* [Challenge]: Repeat all entries exactly.

* [Dataset entries]:
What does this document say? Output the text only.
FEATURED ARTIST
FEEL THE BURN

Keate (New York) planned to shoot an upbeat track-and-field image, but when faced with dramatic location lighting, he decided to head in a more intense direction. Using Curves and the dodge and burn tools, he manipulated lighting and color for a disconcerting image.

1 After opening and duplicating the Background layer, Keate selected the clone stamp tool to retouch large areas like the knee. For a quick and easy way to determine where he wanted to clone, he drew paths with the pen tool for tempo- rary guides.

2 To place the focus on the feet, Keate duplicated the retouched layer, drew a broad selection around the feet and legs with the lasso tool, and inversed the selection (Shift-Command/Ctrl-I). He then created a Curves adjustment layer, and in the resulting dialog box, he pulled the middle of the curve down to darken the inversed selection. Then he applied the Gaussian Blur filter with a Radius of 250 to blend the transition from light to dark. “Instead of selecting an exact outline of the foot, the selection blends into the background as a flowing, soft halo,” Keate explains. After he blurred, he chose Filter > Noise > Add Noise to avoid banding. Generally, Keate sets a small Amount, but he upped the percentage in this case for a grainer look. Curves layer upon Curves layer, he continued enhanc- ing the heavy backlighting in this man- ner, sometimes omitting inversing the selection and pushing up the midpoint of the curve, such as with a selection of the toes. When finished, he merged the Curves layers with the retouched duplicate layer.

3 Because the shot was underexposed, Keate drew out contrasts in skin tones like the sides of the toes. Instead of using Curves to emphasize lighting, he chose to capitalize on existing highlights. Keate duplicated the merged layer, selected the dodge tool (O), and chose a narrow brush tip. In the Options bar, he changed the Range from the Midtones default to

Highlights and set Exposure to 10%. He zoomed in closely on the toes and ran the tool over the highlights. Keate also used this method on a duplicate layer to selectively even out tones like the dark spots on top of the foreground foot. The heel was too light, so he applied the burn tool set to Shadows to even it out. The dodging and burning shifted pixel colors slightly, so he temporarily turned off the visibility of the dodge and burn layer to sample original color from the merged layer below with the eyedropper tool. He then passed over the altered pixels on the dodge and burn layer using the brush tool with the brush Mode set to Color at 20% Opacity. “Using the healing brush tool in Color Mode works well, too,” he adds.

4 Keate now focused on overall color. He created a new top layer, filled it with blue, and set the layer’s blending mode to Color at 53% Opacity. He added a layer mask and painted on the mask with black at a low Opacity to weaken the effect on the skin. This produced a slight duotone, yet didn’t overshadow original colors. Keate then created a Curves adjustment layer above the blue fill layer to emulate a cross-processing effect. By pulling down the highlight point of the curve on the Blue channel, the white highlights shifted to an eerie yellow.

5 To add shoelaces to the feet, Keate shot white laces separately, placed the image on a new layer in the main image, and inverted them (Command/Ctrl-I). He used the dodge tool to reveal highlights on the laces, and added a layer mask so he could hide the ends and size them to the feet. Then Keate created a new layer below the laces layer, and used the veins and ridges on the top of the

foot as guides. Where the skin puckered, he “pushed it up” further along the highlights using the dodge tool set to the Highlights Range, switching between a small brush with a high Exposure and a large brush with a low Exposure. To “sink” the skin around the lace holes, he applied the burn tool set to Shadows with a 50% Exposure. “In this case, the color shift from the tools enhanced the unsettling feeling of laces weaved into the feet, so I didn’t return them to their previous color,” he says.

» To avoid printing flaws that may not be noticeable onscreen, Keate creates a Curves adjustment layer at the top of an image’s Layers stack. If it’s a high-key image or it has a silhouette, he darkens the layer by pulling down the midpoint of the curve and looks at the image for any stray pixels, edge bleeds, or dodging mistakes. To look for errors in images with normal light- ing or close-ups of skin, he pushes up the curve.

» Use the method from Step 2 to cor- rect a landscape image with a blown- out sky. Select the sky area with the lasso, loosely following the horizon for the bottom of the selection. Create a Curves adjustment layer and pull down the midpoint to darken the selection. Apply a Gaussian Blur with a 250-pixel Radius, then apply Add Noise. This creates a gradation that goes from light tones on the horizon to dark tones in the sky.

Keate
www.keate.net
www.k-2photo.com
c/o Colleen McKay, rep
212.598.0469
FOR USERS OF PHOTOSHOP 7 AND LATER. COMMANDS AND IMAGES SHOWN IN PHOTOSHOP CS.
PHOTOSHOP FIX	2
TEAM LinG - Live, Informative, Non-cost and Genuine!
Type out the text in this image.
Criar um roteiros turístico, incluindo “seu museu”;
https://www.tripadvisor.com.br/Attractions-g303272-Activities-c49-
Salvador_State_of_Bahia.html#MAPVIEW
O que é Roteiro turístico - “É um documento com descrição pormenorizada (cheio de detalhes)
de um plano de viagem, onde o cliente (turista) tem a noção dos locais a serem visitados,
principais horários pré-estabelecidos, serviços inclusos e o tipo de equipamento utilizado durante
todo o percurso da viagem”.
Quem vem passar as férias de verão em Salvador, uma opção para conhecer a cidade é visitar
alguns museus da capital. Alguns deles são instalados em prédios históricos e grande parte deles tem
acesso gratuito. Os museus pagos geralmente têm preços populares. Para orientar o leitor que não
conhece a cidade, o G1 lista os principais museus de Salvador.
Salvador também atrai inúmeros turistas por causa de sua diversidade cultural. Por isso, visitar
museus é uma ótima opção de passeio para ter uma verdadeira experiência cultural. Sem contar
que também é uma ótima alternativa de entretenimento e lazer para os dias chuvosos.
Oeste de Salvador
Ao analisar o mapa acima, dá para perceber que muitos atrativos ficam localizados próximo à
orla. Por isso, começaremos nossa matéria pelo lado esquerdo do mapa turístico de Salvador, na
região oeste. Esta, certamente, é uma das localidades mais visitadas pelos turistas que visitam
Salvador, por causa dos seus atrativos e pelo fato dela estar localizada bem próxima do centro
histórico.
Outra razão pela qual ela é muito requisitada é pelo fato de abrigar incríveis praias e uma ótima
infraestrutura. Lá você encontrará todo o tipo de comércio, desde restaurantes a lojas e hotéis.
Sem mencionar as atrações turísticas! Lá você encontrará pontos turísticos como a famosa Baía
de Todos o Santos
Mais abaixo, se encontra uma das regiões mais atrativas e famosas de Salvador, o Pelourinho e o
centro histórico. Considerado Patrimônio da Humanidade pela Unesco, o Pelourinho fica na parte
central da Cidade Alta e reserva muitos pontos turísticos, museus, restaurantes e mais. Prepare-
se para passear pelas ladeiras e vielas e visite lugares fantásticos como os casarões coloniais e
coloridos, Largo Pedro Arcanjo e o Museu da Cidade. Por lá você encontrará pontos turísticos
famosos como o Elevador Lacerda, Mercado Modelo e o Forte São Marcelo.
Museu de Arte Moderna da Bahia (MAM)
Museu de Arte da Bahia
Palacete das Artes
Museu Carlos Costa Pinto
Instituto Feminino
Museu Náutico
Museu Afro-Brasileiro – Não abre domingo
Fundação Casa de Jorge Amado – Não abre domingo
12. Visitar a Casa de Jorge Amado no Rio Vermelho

* [Correct output]:
What does this document say? Output the text only.
FEATURED ARTIST
FEEL THE BURN

Keate (New York) planned to shoot an upbeat track-and-field image, but when faced with dramatic location lighting, he decided to head in a more intense direction. Using Curves and the dodge and burn tools, he manipulated lighting and color for a disconcerting image.

1 After opening and duplicating the Background layer, Keate selected the clone stamp tool to retouch large areas like the knee. For a quick and easy way to determine where he wanted to clone, he drew paths with the pen tool for tempo- rary guides.

2 To place the focus on the feet, Keate duplicated the retouched layer, drew a broad selection around the feet and legs with the lasso tool, and inversed the selection (Shift-Command/Ctrl-I). He then created a Curves adjustment layer, and in the resulting dialog box, he pulled the middle of the curve down to darken the inversed selection. Then he applied the Gaussian Blur filter with a Radius of 250 to blend the transition from light to dark. “Instead of selecting an exact outline of the foot, the selection blends into the background as a flowing, soft halo,” Keate explains. After he blurred, he chose Filter > Noise > Add Noise to avoid banding. Generally, Keate sets a small Amount, but he upped the percentage in this case for a grainer look. Curves layer upon Curves layer, he continued enhanc- ing the heavy backlighting in this man- ner, sometimes omitting inversing the selection and pushing up the midpoint of the curve, such as with a selection of the toes. When finished, he merged the Curves layers with the retouched duplicate layer.

3 Because the shot was underexposed, Keate drew out contrasts in skin tones like the sides of the toes. Instead of using Curves to emphasize lighting, he chose to capitalize on existing highlights. Keate duplicated the merged layer, selected the dodge tool (O), and chose a narrow brush tip. In the Options bar, he changed the Range from the Midtones default to

Highlights and set Exposure to 10%. He zoomed in closely on the toes and ran the tool over the highlights. Keate also used this method on a duplicate layer to selectively even out tones like the dark spots on top of the foreground foot. The heel was too light, so he applied the burn tool set to Shadows to even it out. The dodging and burning shifted pixel colors slightly, so he temporarily turned off the visibility of the dodge and burn layer to sample original color from the merged layer below with the eyedropper tool. He then passed over the altered pixels on the dodge and burn layer using the brush tool with the brush Mode set to Color at 20% Opacity. “Using the healing brush tool in Color Mode works well, too,” he adds.

4 Keate now focused on overall color. He created a new top layer, filled it with blue, and set the layer’s blending mode to Color at 53% Opacity. He added a layer mask and painted on the mask with black at a low Opacity to weaken the effect on the skin. This produced a slight duotone, yet didn’t overshadow original colors. Keate then created a Curves adjustment layer above the blue fill layer to emulate a cross-processing effect. By pulling down the highlight point of the curve on the Blue channel, the white highlights shifted to an eerie yellow.

5 To add shoelaces to the feet, Keate shot white laces separately, placed the image on a new layer in the main image, and inverted them (Command/Ctrl-I). He used the dodge tool to reveal highlights on the laces, and added a layer mask so he could hide the ends and size them to the feet. Then Keate created a new layer below the laces layer, and used the veins and ridges on the top of the

foot as guides. Where the skin puckered, he “pushed it up” further along the highlights using the dodge tool set to the Highlights Range, switching between a small brush with a high Exposure and a large brush with a low Exposure. To “sink” the skin around the lace holes, he applied the burn tool set to Shadows with a 50% Exposure. “In this case, the color shift from the tools enhanced the unsettling feeling of laces weaved into the feet, so I didn’t return them to their previous color,” he says.

» To avoid printing flaws that may not be noticeable onscreen, Keate creates a Curves adjustment layer at the top of an image’s Layers stack. If it’s a high-key image or it has a silhouette, he darkens the layer by pulling down the midpoint of the curve and looks at the image for any stray pixels, edge bleeds, or dodging mistakes. To look for errors in images with normal light- ing or close-ups of skin, he pushes up the curve.

» Use the method from Step 2 to cor- rect a landscape image with a blown- out sky. Select the sky area with the lasso, loosely following the horizon for the bottom of the selection. Create a Curves adjustment layer and pull down the midpoint to darken the selection. Apply a Gaussian Blur with a 250-pixel Radius, then apply Add Noise. This creates a gradation that goes from light tones on the horizon to dark tones in the sky.

Keate
www.keate.net
www.k-2photo.com
c/o Colleen McKay, rep
212.598.0469
FOR USERS OF PHOTOSHOP 7 AND LATER. COMMANDS AND IMAGES SHOWN IN PHOTOSHOP CS.
PHOTOSHOP FIX	2
TEAM LinG - Live, Informative, Non-cost and Genuine!
Type out the text in this image.
Criar um roteiros turístico, incluindo “seu museu”;
https://www.tripadvisor.com.br/Attractions-g303272-Activities-c49-
Salvador_State_of_Bahia.html#MAPVIEW
O que é Roteiro turístico - “É um documento com descrição pormenorizada (cheio de detalhes)
de um plano de viagem, onde o cliente (turista) tem a noção dos locais a serem visitados,
principais horários pré-estabelecidos, serviços inclusos e o tipo de equipamento utilizado durante
todo o percurso da viagem”.
Quem vem passar as férias de verão em Salvador, uma opção para conhecer a cidade é visitar
alguns museus da capital. Alguns deles são instalados em prédios históricos e grande parte deles tem
acesso gratuito. Os museus pagos geralmente têm preços populares. Para orientar o leitor que não
conhece a cidade, o G1 lista os principais museus de Salvador.
Salvador também atrai inúmeros turistas por causa de sua diversidade cultural. Por isso, visitar
museus é uma ótima opção de passeio para ter uma verdadeira experiência cultural. Sem contar
que também é uma ótima alternativa de entretenimento e lazer para os dias chuvosos.
Oeste de Salvador
Ao analisar o mapa acima, dá para perceber que muitos atrativos ficam localizados próximo à
orla. Por isso, começaremos nossa matéria pelo lado esquerdo do mapa turístico de Salvador, na
região oeste. Esta, certamente, é uma das localidades mais visitadas pelos turistas que visitam
Salvador, por causa dos seus atrativos e pelo fato dela estar localizada bem próxima do centro
histórico.
Outra razão pela qual ela é muito requisitada é pelo fato de abrigar incríveis praias e uma ótima
infraestrutura. Lá você encontrará todo o tipo de comércio, desde restaurantes a lojas e hotéis.
Sem mencionar as atrações turísticas! Lá você encontrará pontos turísticos como a famosa Baía
de Todos o Santos
Mais abaixo, se encontra uma das regiões mais atrativas e famosas de Salvador, o Pelourinho e o
centro histórico. Considerado Patrimônio da Humanidade pela Unesco, o Pelourinho fica na parte
central da Cidade Alta e reserva muitos pontos turísticos, museus, restaurantes e mais. Prepare-
se para passear pelas ladeiras e vielas e visite lugares fantásticos como os casarões coloniais e
coloridos, Largo Pedro Arcanjo e o Museu da Cidade. Por lá você encontrará pontos turísticos
famosos como o Elevador Lacerda, Mercado Modelo e o Forte São Marcelo.
Museu de Arte Moderna da Bahia (MAM)
Museu de Arte da Bahia
Palacete das Artes
Museu Carlos Costa Pinto
Instituto Feminino
Museu Náutico
Museu Afro-Brasileiro – Não abre domingo
Fundação Casa de Jorge Amado – Não abre domingo
12. Visitar a Casa de Jorge Amado no Rio Vermelho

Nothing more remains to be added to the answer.